◆ WORK TO BE COMPLETED ◆
Convert every line of the data below into a JSON array of strings, one string per line, omitting blank lines.

◆ INFORMATION GIVEN ◆
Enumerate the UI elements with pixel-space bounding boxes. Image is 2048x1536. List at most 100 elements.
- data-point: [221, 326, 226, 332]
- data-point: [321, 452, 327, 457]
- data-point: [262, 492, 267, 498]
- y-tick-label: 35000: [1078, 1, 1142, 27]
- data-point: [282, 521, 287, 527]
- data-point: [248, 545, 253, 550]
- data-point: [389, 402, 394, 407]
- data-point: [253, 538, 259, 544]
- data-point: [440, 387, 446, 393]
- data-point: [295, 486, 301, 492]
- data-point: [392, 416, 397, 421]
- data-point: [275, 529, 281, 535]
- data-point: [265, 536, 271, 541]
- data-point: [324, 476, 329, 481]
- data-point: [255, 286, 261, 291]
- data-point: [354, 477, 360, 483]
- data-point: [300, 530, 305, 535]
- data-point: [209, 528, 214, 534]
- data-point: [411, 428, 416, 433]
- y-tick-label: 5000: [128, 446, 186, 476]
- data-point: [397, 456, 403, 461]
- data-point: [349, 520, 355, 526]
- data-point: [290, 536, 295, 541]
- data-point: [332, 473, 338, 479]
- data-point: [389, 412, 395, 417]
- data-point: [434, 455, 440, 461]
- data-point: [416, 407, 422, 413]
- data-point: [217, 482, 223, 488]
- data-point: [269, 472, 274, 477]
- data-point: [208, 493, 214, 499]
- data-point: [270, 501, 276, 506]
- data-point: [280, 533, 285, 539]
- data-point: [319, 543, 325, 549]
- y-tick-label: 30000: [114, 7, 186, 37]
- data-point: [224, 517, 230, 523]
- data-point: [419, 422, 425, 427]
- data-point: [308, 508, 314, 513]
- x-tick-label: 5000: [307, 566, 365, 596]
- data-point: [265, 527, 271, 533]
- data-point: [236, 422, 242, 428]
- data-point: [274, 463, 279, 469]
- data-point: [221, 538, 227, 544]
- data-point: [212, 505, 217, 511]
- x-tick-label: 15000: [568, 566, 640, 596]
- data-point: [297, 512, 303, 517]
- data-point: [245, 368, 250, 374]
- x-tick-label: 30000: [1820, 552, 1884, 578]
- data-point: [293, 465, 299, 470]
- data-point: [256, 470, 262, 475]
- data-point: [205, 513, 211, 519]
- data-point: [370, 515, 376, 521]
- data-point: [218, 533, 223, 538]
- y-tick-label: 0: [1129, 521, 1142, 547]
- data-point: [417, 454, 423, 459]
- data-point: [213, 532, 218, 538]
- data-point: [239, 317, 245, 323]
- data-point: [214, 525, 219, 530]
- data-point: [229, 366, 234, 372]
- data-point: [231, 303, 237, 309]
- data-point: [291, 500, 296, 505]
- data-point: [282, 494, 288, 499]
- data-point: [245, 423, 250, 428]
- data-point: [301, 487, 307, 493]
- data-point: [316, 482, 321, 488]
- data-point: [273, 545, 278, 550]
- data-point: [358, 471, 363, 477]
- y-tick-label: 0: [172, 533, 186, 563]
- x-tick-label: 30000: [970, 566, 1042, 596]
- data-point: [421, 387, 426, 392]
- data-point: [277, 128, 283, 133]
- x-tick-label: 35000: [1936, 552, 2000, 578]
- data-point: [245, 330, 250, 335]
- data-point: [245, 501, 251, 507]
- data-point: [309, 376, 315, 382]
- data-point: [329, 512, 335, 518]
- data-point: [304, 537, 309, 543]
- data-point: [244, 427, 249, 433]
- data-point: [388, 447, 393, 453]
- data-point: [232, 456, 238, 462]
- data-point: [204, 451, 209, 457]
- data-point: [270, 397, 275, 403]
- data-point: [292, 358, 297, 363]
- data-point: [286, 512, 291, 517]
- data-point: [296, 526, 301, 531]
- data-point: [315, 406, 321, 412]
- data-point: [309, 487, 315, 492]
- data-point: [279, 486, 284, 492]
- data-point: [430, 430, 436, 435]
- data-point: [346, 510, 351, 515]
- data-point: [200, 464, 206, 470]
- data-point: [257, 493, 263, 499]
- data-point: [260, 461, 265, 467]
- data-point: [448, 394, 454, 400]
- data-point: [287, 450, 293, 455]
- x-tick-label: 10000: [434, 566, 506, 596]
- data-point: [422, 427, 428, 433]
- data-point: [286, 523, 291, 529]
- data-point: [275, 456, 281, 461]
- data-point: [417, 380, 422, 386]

◆ REPLY TO THE TASK ◆
[
  "Enumerate the UI elements with pixel-space bounding boxes. Image is 2048x1536. List at most 100 elements.",
  "- data-point: [221, 326, 226, 332]",
  "- data-point: [321, 452, 327, 457]",
  "- data-point: [262, 492, 267, 498]",
  "- y-tick-label: 35000: [1078, 1, 1142, 27]",
  "- data-point: [282, 521, 287, 527]",
  "- data-point: [248, 545, 253, 550]",
  "- data-point: [389, 402, 394, 407]",
  "- data-point: [253, 538, 259, 544]",
  "- data-point: [440, 387, 446, 393]",
  "- data-point: [295, 486, 301, 492]",
  "- data-point: [392, 416, 397, 421]",
  "- data-point: [275, 529, 281, 535]",
  "- data-point: [265, 536, 271, 541]",
  "- data-point: [324, 476, 329, 481]",
  "- data-point: [255, 286, 261, 291]",
  "- data-point: [354, 477, 360, 483]",
  "- data-point: [300, 530, 305, 535]",
  "- data-point: [209, 528, 214, 534]",
  "- data-point: [411, 428, 416, 433]",
  "- y-tick-label: 5000: [128, 446, 186, 476]",
  "- data-point: [397, 456, 403, 461]",
  "- data-point: [349, 520, 355, 526]",
  "- data-point: [290, 536, 295, 541]",
  "- data-point: [332, 473, 338, 479]",
  "- data-point: [389, 412, 395, 417]",
  "- data-point: [434, 455, 440, 461]",
  "- data-point: [416, 407, 422, 413]",
  "- data-point: [217, 482, 223, 488]",
  "- data-point: [269, 472, 274, 477]",
  "- data-point: [208, 493, 214, 499]",
  "- data-point: [270, 501, 276, 506]",
  "- data-point: [280, 533, 285, 539]",
  "- data-point: [319, 543, 325, 549]",
  "- y-tick-label: 30000: [114, 7, 186, 37]",
  "- data-point: [224, 517, 230, 523]",
  "- data-point: [419, 422, 425, 427]",
  "- data-point: [308, 508, 314, 513]",
  "- x-tick-label: 5000: [307, 566, 365, 596]",
  "- data-point: [265, 527, 271, 533]",
  "- data-point: [236, 422, 242, 428]",
  "- data-point: [274, 463, 279, 469]",
  "- data-point: [221, 538, 227, 544]",
  "- data-point: [212, 505, 217, 511]",
  "- x-tick-label: 15000: [568, 566, 640, 596]",
  "- data-point: [297, 512, 303, 517]",
  "- data-point: [245, 368, 250, 374]",
  "- x-tick-label: 30000: [1820, 552, 1884, 578]",
  "- data-point: [293, 465, 299, 470]",
  "- data-point: [256, 470, 262, 475]",
  "- data-point: [205, 513, 211, 519]",
  "- data-point: [370, 515, 376, 521]",
  "- data-point: [218, 533, 223, 538]",
  "- y-tick-label: 0: [1129, 521, 1142, 547]",
  "- data-point: [417, 454, 423, 459]",
  "- data-point: [213, 532, 218, 538]",
  "- data-point: [239, 317, 245, 323]",
  "- data-point: [214, 525, 219, 530]",
  "- data-point: [229, 366, 234, 372]",
  "- data-point: [231, 303, 237, 309]",
  "- data-point: [291, 500, 296, 505]",
  "- data-point: [282, 494, 288, 499]",
  "- data-point: [245, 423, 250, 428]",
  "- data-point: [301, 487, 307, 493]",
  "- data-point: [316, 482, 321, 488]",
  "- data-point: [273, 545, 278, 550]",
  "- data-point: [358, 471, 363, 477]",
  "- y-tick-label: 0: [172, 533, 186, 563]",
  "- x-tick-label: 30000: [970, 566, 1042, 596]",
  "- data-point: [421, 387, 426, 392]",
  "- data-point: [277, 128, 283, 133]",
  "- x-tick-label: 35000: [1936, 552, 2000, 578]",
  "- data-point: [245, 330, 250, 335]",
  "- data-point: [245, 501, 251, 507]",
  "- data-point: [309, 376, 315, 382]",
  "- data-point: [329, 512, 335, 518]",
  "- data-point: [304, 537, 309, 543]",
  "- data-point: [244, 427, 249, 433]",
  "- data-point: [388, 447, 393, 453]",
  "- data-point: [232, 456, 238, 462]",
  "- data-point: [204, 451, 209, 457]",
  "- data-point: [270, 397, 275, 403]",
  "- data-point: [292, 358, 297, 363]",
  "- data-point: [286, 512, 291, 517]",
  "- data-point: [296, 526, 301, 531]",
  "- data-point: [315, 406, 321, 412]",
  "- data-point: [309, 487, 315, 492]",
  "- data-point: [279, 486, 284, 492]",
  "- data-point: [430, 430, 436, 435]",
  "- data-point: [346, 510, 351, 515]",
  "- data-point: [200, 464, 206, 470]",
  "- data-point: [257, 493, 263, 499]",
  "- data-point: [260, 461, 265, 467]",
  "- data-point: [448, 394, 454, 400]",
  "- data-point: [287, 450, 293, 455]",
  "- x-tick-label: 10000: [434, 566, 506, 596]",
  "- data-point: [422, 427, 428, 433]",
  "- data-point: [286, 523, 291, 529]",
  "- data-point: [275, 456, 281, 461]",
  "- data-point: [417, 380, 422, 386]"
]